Reproduce every entry exactly as shown.

(Stored data)
==========
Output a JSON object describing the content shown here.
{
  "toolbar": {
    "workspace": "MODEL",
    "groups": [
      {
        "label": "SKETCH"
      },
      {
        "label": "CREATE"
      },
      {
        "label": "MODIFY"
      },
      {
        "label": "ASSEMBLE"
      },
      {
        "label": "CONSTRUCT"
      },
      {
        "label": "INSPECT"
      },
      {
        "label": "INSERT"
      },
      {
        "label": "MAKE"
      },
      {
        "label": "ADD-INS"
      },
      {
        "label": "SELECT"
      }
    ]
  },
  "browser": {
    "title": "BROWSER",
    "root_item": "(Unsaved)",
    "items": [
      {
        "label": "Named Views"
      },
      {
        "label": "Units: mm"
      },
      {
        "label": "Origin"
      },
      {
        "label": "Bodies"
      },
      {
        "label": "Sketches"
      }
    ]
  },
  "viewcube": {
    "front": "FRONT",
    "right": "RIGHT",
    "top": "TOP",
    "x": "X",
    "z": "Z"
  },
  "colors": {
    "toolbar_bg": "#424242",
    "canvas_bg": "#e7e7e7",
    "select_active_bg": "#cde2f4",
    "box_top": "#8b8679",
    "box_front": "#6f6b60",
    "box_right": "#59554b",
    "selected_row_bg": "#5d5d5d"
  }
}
==========
● WRITTEN ANSWER:
Output a JSON object describing the content shown here.
{
  "toolbar": {
    "workspace": "MODEL",
    "groups": [
      {
        "label": "SKETCH"
      },
      {
        "label": "CREATE"
      },
      {
        "label": "MODIFY"
      },
      {
        "label": "ASSEMBLE"
      },
      {
        "label": "CONSTRUCT"
      },
      {
        "label": "INSPECT"
      },
      {
        "label": "INSERT"
      },
      {
        "label": "MAKE"
      },
      {
        "label": "ADD-INS"
      },
      {
        "label": "SELECT"
      }
    ]
  },
  "browser": {
    "title": "BROWSER",
    "root_item": "(Unsaved)",
    "items": [
      {
        "label": "Named Views"
      },
      {
        "label": "Units: mm"
      },
      {
        "label": "Origin"
      },
      {
        "label": "Bodies"
      },
      {
        "label": "Sketches"
      }
    ]
  },
  "viewcube": {
    "front": "FRONT",
    "right": "RIGHT",
    "top": "TOP",
    "x": "X",
    "z": "Z"
  },
  "colors": {
    "toolbar_bg": "#424242",
    "canvas_bg": "#e7e7e7",
    "select_active_bg": "#cde2f4",
    "box_top": "#8b8679",
    "box_front": "#6f6b60",
    "box_right": "#59554b",
    "selected_row_bg": "#5d5d5d"
  }
}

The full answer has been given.